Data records
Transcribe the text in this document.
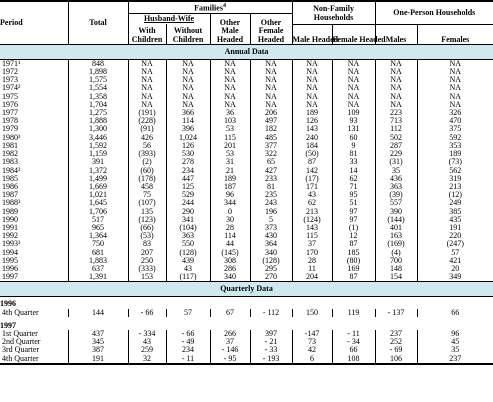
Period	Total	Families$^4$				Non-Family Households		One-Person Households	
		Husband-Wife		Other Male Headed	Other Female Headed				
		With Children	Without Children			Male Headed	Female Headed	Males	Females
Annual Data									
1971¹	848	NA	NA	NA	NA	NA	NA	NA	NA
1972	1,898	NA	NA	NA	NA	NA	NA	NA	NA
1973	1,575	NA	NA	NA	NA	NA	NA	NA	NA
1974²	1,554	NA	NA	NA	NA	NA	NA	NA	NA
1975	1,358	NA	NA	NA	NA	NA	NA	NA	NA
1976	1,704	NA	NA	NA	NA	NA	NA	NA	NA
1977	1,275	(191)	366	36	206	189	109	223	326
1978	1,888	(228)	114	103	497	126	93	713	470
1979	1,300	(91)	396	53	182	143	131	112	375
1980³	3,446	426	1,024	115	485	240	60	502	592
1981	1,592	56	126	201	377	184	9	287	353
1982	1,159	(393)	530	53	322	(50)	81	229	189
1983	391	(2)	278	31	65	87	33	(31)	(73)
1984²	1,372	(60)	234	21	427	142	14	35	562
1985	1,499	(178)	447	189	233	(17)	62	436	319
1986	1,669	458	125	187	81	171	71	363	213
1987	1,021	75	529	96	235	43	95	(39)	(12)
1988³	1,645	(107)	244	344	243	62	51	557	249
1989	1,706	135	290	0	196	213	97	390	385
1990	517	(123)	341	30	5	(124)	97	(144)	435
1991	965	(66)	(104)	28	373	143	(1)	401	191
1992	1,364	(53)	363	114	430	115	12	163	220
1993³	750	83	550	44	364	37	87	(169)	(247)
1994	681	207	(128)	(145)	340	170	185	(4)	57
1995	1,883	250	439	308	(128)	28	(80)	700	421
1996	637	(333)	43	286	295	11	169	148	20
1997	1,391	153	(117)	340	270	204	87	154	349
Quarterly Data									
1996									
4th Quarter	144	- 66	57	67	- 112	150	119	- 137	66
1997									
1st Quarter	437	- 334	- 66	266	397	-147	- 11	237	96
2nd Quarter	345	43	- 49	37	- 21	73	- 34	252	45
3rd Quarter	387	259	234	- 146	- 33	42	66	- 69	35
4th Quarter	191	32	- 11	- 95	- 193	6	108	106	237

* * *

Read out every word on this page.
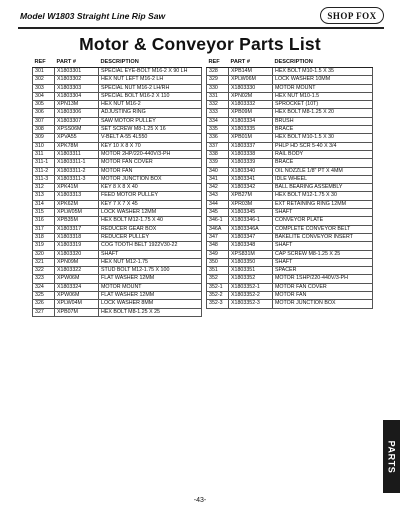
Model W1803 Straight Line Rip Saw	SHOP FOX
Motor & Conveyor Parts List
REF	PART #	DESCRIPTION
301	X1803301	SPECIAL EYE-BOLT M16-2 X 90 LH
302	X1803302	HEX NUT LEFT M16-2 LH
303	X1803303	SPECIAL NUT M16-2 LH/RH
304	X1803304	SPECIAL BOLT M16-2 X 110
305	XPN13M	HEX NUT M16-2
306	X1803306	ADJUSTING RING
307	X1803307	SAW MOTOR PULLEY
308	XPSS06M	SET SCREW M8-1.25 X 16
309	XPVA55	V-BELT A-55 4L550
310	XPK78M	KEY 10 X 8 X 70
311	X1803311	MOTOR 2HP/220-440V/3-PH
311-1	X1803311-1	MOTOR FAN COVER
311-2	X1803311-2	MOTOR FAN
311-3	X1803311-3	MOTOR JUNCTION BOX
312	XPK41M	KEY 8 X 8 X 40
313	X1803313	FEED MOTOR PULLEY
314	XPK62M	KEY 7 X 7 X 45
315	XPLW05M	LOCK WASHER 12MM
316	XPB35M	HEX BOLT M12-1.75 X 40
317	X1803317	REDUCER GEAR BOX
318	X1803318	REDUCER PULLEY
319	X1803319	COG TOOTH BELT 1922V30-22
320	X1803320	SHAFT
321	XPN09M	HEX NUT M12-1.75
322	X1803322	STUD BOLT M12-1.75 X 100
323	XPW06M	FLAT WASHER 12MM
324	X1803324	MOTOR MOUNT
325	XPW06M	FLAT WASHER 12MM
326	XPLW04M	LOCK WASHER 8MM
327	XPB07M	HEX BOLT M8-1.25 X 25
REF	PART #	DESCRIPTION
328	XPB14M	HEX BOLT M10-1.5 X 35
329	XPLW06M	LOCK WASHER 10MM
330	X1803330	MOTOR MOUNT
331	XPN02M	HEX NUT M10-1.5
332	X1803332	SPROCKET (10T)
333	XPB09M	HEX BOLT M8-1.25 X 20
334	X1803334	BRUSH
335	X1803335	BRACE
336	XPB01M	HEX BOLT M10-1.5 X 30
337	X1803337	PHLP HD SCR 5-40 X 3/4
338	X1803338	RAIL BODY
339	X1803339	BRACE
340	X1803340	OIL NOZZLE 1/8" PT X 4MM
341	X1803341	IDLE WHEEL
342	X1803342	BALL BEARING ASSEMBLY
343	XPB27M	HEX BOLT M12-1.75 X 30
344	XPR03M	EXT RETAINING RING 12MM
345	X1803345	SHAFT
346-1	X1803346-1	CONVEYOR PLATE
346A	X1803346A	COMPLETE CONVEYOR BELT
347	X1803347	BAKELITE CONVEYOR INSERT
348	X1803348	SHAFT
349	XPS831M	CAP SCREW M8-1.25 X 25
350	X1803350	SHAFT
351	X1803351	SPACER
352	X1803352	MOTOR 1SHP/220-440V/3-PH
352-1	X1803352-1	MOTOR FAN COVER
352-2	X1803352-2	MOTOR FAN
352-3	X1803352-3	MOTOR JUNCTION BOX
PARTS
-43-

* * *

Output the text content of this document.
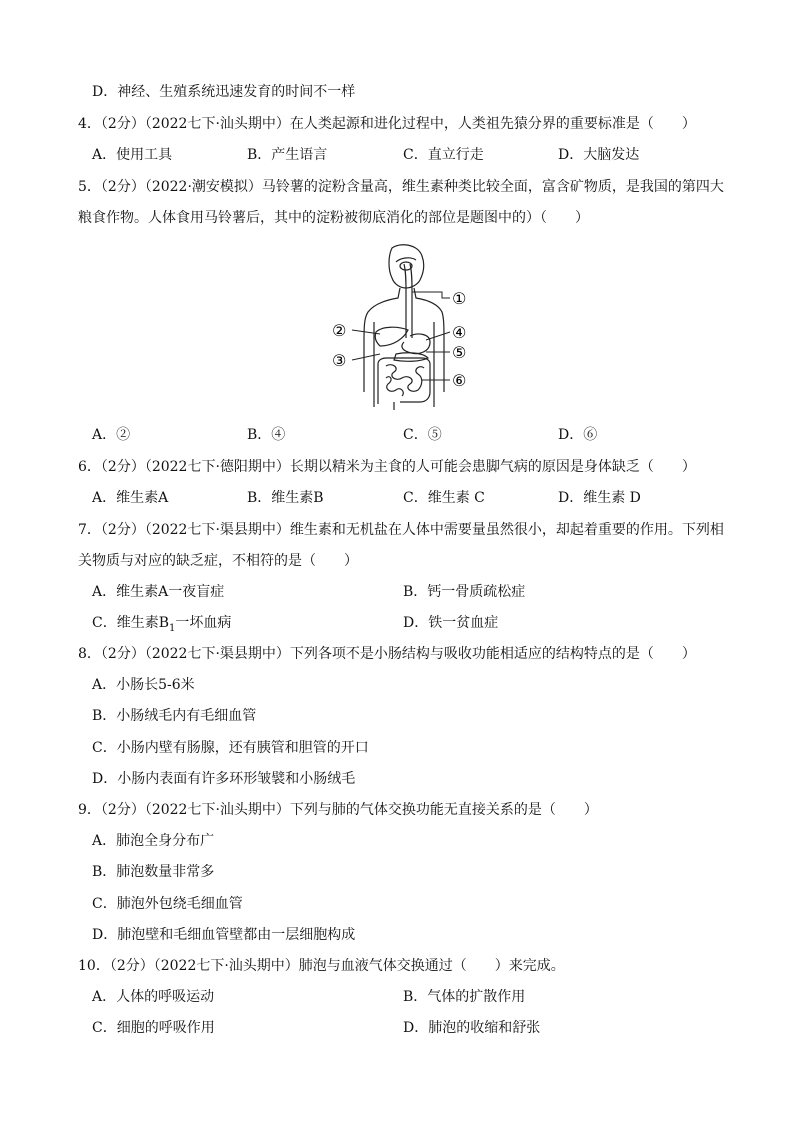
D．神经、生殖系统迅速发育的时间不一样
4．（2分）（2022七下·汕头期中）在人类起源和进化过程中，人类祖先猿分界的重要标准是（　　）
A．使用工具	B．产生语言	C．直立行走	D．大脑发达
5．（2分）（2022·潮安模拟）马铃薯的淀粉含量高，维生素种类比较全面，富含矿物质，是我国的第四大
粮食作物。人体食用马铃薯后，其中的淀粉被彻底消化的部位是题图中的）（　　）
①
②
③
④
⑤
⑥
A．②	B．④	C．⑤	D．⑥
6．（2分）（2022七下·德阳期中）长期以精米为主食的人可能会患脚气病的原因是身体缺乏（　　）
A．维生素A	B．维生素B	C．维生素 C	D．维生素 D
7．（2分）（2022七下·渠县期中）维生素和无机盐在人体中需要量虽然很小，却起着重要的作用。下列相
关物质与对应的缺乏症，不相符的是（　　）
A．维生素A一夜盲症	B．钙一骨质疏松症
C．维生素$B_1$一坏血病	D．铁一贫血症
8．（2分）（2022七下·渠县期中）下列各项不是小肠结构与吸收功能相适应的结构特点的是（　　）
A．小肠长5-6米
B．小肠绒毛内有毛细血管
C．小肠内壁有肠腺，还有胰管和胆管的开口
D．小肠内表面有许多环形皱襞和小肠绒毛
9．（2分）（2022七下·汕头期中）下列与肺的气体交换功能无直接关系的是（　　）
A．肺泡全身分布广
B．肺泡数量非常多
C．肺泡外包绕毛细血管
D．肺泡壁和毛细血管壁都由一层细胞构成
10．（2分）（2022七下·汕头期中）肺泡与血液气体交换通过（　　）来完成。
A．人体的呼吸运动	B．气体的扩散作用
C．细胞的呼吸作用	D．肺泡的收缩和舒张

▶ [YOUR OBJECTIVE]: Tally the lines of the listing in which the word "document" occurs, and state the total alone.

▶ [RESULT OF THE TASK]: 2